### [TO-DO LIST]
A. In the DataFusion sqllogictest page, repeat the passage starting with "This crate is" and going on through "the datafusion-testing repository.", and swap "test_files" for "slt_files".
B. According to the DataFusion sqllogictest page, what does Apache DataFusion use as its in-memory format?
C. Write the next part of the DataFusion sqllogictest page, picking up right after its final sentence.

### [SELECTED EXTRACT]
24 stable releases (11 major)
Uses new Rust 2024
| 53.0.0 | Mar 24, 2026 |
|---|---|
| 52.5.0 | Apr 11, 2026 |
| 52.4.0 | Mar 22, 2026 |
| 51.0.0 | Nov 19, 2025 |
| 42.2.0 | Jan 22, 2025 |
#2289 in Database interfaces
56,657 downloads per month
Used in datafusion-variant
3MB
50K
SLoC
Apache DataFusion sqllogictest
Apache DataFusion is an extensible query execution framework, written in Rust, that uses Apache Arrow as its in-memory format.
This crate is a submodule of DataFusion that contains an implementation of sqllogictest.
Overview
This crate uses sqllogictest-rs to parse and run .slt files in the test_files directory of
this crate or the data/sqlite directory of the datafusion-testing repository.

### [RECORD EXTRACTS]
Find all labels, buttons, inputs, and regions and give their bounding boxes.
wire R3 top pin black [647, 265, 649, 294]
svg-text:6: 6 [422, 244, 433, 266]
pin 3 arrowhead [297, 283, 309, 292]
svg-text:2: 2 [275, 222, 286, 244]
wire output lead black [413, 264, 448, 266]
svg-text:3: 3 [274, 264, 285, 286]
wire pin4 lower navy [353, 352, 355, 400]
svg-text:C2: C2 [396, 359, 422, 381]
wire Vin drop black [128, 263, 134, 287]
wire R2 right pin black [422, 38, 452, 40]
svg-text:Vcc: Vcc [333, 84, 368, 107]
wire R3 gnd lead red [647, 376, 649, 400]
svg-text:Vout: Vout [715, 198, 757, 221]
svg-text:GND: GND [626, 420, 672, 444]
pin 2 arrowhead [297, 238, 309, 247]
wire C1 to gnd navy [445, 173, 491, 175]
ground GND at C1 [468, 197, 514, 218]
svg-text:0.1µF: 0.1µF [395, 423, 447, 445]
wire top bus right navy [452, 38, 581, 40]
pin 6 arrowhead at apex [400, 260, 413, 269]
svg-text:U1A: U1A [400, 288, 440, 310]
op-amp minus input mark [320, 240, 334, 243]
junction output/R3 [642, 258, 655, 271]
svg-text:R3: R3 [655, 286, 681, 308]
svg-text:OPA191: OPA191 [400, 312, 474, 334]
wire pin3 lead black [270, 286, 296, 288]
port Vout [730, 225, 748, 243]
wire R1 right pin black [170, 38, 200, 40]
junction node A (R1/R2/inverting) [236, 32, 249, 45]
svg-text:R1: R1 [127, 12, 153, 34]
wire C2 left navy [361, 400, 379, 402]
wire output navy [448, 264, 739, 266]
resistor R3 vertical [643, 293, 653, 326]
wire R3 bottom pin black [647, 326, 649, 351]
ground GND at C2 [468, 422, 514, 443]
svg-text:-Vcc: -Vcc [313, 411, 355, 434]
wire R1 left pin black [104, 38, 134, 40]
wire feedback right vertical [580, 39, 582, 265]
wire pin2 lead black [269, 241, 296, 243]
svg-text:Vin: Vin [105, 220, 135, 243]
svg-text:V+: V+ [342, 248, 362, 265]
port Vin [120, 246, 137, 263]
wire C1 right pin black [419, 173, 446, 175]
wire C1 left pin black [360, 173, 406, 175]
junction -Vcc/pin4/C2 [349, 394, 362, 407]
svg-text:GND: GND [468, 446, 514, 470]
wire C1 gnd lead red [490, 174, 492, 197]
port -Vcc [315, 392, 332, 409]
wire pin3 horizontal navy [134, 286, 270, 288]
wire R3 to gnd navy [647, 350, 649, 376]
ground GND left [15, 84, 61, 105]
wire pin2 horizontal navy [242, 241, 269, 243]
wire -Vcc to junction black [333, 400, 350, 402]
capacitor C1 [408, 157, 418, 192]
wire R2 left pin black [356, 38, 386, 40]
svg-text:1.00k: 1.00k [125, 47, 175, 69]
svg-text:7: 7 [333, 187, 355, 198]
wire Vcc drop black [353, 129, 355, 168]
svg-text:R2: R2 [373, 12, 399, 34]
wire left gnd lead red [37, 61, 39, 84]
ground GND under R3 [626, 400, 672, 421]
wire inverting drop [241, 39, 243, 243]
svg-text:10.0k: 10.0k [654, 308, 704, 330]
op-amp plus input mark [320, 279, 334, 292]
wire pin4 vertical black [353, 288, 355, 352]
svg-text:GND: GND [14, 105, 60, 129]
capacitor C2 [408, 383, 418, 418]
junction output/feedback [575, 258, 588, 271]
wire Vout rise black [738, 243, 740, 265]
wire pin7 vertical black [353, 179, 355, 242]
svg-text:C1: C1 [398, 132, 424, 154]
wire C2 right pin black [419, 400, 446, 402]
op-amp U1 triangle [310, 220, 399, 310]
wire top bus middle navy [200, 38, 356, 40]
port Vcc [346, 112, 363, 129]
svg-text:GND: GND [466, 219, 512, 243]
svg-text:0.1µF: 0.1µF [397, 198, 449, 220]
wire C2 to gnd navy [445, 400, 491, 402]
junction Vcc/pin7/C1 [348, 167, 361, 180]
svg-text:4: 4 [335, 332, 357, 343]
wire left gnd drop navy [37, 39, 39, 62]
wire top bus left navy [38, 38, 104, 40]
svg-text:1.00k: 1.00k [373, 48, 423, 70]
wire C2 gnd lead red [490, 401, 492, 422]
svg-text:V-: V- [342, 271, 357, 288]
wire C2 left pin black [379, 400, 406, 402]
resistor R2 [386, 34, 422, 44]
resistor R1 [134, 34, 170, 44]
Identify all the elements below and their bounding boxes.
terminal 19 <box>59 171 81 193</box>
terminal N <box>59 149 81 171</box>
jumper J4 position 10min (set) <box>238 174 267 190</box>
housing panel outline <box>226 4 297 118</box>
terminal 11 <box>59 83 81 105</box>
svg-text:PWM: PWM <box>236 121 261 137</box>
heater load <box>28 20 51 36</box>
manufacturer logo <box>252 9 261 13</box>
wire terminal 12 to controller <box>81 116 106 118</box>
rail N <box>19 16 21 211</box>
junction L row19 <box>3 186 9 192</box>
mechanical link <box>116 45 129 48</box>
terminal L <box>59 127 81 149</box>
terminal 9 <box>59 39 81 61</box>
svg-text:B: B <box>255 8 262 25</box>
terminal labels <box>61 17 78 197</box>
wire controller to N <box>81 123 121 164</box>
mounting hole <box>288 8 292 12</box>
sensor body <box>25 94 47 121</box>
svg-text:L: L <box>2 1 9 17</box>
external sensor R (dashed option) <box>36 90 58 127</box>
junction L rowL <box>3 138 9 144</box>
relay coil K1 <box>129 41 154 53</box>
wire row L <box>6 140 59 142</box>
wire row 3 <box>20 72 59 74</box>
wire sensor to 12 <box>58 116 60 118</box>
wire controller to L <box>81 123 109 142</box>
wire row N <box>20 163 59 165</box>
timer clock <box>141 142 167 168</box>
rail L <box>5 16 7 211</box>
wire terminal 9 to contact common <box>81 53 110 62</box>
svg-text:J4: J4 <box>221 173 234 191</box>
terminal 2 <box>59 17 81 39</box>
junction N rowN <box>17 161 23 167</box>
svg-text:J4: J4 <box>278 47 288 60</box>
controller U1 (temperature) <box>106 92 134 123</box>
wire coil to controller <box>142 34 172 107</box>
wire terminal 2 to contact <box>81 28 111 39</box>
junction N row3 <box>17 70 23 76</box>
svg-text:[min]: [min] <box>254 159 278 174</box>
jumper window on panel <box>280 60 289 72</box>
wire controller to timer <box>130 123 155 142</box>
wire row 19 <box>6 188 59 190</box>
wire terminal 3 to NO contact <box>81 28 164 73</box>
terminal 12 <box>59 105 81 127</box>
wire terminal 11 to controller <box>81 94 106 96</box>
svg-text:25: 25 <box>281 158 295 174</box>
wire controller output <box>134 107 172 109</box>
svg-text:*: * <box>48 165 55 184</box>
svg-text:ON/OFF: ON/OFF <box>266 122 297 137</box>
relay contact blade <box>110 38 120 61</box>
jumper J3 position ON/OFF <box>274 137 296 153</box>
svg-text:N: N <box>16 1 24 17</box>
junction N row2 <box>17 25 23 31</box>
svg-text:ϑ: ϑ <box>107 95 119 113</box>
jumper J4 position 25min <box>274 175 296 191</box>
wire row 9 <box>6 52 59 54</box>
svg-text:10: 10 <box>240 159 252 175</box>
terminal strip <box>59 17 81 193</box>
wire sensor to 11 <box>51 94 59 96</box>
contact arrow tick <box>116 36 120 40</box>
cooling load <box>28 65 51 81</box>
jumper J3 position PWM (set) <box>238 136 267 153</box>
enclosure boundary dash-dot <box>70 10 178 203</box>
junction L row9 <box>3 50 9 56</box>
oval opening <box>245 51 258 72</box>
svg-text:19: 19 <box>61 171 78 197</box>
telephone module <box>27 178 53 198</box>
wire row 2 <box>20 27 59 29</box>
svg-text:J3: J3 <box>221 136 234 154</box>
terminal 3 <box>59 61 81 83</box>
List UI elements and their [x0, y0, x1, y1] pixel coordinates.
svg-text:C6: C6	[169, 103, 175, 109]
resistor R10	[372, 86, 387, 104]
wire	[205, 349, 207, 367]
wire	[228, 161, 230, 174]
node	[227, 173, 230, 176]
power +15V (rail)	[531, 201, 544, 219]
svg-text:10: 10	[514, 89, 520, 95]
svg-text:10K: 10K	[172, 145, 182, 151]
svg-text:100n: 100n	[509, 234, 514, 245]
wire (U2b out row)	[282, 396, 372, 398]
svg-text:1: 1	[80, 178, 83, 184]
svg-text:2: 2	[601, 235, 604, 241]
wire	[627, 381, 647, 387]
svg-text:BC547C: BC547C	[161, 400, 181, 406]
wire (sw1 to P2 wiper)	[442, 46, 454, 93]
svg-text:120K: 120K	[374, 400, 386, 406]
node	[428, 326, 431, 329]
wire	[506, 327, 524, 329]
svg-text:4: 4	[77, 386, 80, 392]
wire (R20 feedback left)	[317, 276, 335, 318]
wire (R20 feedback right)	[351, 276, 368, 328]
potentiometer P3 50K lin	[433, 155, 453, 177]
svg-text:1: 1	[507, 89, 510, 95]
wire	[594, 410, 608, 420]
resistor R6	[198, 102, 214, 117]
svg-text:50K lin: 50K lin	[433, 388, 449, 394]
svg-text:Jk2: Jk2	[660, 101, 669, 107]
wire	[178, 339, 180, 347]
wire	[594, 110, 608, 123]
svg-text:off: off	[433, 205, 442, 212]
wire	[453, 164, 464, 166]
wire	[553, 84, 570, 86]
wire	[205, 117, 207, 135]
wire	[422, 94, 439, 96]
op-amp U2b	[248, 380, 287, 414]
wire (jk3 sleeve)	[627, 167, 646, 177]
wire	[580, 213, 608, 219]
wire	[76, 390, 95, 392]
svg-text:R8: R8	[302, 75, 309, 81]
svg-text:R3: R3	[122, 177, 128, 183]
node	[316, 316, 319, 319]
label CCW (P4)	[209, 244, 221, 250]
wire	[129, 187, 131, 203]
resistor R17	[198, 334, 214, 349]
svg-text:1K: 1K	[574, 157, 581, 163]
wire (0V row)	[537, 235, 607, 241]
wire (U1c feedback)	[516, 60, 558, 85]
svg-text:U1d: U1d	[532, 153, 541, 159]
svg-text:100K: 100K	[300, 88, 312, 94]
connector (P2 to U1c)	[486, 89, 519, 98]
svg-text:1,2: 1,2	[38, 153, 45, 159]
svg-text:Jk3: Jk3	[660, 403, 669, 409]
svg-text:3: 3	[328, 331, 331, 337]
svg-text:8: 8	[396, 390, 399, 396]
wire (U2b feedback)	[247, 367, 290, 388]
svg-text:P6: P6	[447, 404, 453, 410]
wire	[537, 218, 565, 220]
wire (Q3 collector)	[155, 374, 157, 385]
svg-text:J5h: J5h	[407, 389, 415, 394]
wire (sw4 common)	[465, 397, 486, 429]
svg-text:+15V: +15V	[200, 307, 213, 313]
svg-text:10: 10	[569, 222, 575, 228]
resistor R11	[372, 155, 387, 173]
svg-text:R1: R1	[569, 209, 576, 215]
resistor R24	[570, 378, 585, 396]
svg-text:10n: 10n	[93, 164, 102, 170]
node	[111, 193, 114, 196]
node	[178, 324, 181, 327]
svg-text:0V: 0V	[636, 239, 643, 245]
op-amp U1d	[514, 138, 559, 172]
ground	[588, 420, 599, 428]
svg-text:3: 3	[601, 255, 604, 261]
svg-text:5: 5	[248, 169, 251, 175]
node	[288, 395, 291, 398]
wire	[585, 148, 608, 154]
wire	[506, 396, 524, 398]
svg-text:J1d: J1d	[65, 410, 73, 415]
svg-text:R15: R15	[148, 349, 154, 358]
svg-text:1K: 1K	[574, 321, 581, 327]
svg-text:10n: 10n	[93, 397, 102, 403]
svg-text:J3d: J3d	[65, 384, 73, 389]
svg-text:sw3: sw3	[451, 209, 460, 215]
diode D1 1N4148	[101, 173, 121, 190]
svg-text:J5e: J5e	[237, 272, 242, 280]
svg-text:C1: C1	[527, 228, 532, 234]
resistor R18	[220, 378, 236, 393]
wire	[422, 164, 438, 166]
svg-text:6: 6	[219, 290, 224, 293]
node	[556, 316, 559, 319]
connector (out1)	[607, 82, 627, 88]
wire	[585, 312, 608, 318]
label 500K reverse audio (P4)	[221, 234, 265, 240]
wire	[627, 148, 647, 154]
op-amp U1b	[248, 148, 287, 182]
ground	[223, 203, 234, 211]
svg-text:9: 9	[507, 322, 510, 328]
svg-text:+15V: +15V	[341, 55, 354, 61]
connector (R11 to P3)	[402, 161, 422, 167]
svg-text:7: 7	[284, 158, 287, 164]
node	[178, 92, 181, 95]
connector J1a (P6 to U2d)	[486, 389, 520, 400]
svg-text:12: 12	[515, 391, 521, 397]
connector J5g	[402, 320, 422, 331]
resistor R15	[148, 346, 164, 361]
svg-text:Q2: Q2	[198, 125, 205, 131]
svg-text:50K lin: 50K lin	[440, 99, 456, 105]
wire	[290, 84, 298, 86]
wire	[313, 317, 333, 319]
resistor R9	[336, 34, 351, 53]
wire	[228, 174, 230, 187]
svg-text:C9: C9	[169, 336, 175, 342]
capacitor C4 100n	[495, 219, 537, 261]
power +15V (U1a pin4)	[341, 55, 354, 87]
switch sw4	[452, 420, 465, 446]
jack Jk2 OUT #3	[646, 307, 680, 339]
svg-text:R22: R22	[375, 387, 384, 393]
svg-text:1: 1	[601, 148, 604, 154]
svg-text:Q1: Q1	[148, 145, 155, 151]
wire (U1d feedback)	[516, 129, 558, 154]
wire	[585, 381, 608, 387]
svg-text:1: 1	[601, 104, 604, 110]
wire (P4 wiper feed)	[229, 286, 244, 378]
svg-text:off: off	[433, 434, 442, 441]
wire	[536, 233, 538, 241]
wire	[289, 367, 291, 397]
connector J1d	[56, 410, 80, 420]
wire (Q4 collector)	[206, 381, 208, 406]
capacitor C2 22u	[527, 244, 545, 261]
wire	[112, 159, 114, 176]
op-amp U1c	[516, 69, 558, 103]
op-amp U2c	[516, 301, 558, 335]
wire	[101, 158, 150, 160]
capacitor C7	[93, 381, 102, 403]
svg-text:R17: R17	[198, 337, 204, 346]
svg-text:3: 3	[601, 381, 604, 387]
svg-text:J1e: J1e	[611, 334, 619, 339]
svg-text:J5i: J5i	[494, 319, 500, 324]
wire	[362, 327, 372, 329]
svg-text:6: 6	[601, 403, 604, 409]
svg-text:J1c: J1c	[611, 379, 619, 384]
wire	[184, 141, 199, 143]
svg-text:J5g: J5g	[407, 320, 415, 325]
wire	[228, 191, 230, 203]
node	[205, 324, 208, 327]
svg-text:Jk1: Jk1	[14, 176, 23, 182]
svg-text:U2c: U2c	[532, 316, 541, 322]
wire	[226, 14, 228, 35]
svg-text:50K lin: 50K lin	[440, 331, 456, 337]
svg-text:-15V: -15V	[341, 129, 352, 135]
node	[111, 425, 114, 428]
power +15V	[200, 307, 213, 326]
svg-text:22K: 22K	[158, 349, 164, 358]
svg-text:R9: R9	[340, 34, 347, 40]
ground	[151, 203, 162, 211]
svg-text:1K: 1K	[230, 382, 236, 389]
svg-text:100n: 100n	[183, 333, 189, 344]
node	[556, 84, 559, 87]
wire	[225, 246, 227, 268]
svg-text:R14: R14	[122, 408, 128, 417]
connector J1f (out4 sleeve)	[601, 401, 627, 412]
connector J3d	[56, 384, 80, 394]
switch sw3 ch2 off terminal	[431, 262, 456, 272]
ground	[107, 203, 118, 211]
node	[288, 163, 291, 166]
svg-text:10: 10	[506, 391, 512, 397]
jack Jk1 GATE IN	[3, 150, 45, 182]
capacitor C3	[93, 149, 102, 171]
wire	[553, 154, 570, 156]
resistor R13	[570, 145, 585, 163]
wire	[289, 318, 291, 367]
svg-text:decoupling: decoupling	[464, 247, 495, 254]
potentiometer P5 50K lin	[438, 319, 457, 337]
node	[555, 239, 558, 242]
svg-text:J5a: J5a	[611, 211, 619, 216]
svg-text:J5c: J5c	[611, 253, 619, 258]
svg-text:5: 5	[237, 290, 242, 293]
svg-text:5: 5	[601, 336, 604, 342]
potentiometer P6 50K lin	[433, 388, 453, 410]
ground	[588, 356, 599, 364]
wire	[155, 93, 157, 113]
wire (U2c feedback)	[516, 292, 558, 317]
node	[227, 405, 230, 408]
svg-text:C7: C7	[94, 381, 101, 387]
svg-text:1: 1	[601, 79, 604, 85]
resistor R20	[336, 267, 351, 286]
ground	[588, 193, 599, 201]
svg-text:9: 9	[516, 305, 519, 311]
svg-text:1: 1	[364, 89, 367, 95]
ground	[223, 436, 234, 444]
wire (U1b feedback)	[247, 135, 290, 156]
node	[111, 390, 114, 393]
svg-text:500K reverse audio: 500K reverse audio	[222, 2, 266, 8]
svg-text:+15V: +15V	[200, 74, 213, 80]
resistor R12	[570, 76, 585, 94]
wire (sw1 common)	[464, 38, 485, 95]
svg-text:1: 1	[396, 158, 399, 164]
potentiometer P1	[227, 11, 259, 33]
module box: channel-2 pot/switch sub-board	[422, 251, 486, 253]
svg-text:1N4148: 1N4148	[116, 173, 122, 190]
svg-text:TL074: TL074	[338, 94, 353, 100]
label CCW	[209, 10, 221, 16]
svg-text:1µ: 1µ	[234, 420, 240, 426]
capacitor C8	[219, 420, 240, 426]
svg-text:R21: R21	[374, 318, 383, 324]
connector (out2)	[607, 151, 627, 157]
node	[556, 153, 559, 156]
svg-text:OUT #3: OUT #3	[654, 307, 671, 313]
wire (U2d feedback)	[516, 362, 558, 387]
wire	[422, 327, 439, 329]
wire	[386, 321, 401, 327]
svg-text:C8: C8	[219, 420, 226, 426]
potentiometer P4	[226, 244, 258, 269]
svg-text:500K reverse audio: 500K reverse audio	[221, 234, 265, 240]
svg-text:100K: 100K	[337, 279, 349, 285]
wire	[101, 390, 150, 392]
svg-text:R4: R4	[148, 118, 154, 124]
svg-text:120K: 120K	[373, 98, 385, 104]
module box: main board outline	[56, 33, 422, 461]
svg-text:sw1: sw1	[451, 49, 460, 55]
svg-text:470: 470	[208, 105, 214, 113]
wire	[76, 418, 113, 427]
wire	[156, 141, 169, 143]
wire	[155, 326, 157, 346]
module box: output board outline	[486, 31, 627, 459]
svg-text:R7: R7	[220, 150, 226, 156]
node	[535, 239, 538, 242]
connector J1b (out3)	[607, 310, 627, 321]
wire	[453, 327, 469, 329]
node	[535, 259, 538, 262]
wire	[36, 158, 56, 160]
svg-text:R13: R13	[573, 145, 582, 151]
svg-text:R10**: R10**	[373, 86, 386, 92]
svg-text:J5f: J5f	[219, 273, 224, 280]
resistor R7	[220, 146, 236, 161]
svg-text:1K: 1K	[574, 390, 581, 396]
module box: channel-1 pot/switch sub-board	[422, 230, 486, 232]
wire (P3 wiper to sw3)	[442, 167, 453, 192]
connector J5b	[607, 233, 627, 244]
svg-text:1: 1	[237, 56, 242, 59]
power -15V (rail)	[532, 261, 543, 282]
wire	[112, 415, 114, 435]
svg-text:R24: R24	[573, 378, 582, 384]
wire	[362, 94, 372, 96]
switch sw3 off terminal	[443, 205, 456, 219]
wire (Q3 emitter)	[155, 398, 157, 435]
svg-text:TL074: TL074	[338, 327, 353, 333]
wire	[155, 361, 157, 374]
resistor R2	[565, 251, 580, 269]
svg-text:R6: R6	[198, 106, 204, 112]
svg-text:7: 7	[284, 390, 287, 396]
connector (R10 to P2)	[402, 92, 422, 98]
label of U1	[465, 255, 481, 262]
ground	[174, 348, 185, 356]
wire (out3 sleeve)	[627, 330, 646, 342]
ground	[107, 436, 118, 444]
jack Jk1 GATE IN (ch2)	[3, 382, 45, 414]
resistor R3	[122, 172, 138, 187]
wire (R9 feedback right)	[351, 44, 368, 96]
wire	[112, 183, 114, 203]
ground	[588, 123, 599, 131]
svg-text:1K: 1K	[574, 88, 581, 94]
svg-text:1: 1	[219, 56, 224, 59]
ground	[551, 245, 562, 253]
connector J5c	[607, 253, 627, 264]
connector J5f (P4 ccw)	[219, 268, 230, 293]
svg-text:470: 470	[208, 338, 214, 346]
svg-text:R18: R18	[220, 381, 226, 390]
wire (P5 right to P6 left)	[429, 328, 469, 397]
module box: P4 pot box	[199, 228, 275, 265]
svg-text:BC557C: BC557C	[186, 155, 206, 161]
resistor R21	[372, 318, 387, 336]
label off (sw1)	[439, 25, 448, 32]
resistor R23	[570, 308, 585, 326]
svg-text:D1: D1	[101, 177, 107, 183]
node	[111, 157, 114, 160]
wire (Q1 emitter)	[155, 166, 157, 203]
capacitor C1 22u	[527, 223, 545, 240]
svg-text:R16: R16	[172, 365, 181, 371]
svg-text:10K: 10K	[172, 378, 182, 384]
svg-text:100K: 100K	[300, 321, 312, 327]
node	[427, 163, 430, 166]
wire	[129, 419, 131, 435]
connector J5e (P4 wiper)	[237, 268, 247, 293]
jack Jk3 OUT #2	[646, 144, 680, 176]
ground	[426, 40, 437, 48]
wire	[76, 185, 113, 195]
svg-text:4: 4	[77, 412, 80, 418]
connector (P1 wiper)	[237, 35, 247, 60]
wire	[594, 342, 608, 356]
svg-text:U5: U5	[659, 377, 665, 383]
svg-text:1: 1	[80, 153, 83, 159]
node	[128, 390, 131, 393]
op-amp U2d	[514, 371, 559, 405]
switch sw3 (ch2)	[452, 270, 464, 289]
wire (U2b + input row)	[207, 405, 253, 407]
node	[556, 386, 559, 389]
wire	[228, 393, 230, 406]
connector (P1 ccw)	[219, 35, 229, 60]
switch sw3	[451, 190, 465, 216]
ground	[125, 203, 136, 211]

### [EXERCISE ANSWERS]
A.
This crate is a submodule of DataFusion that contains an implementation of sqllogictest.
Overview
This crate uses sqllogictest-rs to parse and run .slt files in the slt_files directory of
this crate or the data/sqlite directory of the datafusion-testing repository.

B. Apache Arrow

C.
Testing setup
rustup update stableDataFusion uses the latest stable release of Rustgit submodule initgit submodule update --init --remote --recursive
Running tests: TLDR Examples
# Run all tests
cargo test --test sqllogictests
# Run all tests, with debug logging enabled
RUST_LOG=debug cargo test --test sqllogictests
# Run only the tests in `information_schema.slt`
cargo test --test sqllogictests -- information_schema
# Automatically update ddl.slt with expected output
cargo test --test sqllogictests -- ddl --complete
# Run ddl.slt, printing debug logging to stdout
RUST_LOG=debug cargo test --test sqllogictests -- ddl
Per-file timing summary
The sqllogictest runner can emit deterministic per-file elapsed timings to help identify slow test files.
By default (--timing-summary auto), timing summary output is disabled in local
TTY runs and shows a top-slowest summary in non-TTY/CI runs.
--timing-top-n / SLT_TIMING_TOP_N must be a positive integer (>= 1).
# Show top 10 slowest files (good for CI)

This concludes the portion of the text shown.